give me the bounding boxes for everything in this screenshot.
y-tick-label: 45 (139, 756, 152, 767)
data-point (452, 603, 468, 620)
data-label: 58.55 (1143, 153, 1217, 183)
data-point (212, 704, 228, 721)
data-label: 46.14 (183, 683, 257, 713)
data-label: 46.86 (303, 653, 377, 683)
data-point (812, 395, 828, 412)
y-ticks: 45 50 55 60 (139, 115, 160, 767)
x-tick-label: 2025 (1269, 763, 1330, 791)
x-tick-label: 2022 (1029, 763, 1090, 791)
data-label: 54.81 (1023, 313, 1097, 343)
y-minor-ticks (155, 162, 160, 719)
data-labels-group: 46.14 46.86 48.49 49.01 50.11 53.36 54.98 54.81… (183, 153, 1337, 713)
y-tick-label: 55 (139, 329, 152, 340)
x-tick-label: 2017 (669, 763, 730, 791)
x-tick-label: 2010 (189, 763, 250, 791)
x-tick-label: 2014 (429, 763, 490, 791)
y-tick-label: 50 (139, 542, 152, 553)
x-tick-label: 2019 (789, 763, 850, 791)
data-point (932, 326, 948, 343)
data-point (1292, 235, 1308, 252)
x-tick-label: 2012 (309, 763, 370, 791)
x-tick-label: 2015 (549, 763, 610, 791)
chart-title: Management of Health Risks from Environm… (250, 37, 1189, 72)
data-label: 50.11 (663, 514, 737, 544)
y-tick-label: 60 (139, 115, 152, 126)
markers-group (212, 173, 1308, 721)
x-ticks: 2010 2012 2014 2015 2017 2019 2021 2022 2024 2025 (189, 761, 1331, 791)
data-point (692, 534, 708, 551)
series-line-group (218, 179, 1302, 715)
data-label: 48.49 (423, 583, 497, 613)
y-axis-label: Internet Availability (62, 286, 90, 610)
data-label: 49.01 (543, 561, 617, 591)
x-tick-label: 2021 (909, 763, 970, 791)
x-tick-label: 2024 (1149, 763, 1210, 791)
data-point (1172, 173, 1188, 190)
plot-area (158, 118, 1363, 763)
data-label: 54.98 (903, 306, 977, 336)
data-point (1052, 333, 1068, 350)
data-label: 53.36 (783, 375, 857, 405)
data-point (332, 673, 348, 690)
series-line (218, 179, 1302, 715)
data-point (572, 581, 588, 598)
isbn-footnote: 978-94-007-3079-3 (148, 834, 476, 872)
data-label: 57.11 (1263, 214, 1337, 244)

§ EXERCISE REQUIREMENTS
Reproduce the data above verbatim, line by line.

§ RESPONSE TO THIS TASK
give me the bounding boxes for everything in this screenshot.
y-tick-label: 45 (139, 756, 152, 767)
data-point (452, 603, 468, 620)
data-label: 58.55 (1143, 153, 1217, 183)
data-point (212, 704, 228, 721)
data-label: 46.14 (183, 683, 257, 713)
data-label: 46.86 (303, 653, 377, 683)
data-point (812, 395, 828, 412)
y-ticks: 45 50 55 60 (139, 115, 160, 767)
x-tick-label: 2025 (1269, 763, 1330, 791)
x-tick-label: 2022 (1029, 763, 1090, 791)
data-label: 54.81 (1023, 313, 1097, 343)
y-minor-ticks (155, 162, 160, 719)
data-labels-group: 46.14 46.86 48.49 49.01 50.11 53.36 54.98 54.81… (183, 153, 1337, 713)
y-tick-label: 55 (139, 329, 152, 340)
x-tick-label: 2017 (669, 763, 730, 791)
x-tick-label: 2010 (189, 763, 250, 791)
x-tick-label: 2014 (429, 763, 490, 791)
y-tick-label: 50 (139, 542, 152, 553)
x-tick-label: 2019 (789, 763, 850, 791)
data-point (932, 326, 948, 343)
data-point (1292, 235, 1308, 252)
x-tick-label: 2012 (309, 763, 370, 791)
x-tick-label: 2015 (549, 763, 610, 791)
chart-title: Management of Health Risks from Environm… (250, 37, 1189, 72)
data-label: 50.11 (663, 514, 737, 544)
y-tick-label: 60 (139, 115, 152, 126)
markers-group (212, 173, 1308, 721)
x-ticks: 2010 2012 2014 2015 2017 2019 2021 2022 2024 2025 (189, 761, 1331, 791)
data-point (692, 534, 708, 551)
series-line-group (218, 179, 1302, 715)
data-label: 48.49 (423, 583, 497, 613)
y-axis-label: Internet Availability (62, 286, 90, 610)
data-label: 49.01 (543, 561, 617, 591)
x-tick-label: 2021 (909, 763, 970, 791)
x-tick-label: 2024 (1149, 763, 1210, 791)
data-point (1172, 173, 1188, 190)
plot-area (158, 118, 1363, 763)
data-label: 54.98 (903, 306, 977, 336)
data-point (1052, 333, 1068, 350)
data-label: 53.36 (783, 375, 857, 405)
data-point (332, 673, 348, 690)
series-line (218, 179, 1302, 715)
data-point (572, 581, 588, 598)
isbn-footnote: 978-94-007-3079-3 (148, 834, 476, 872)
data-label: 57.11 (1263, 214, 1337, 244)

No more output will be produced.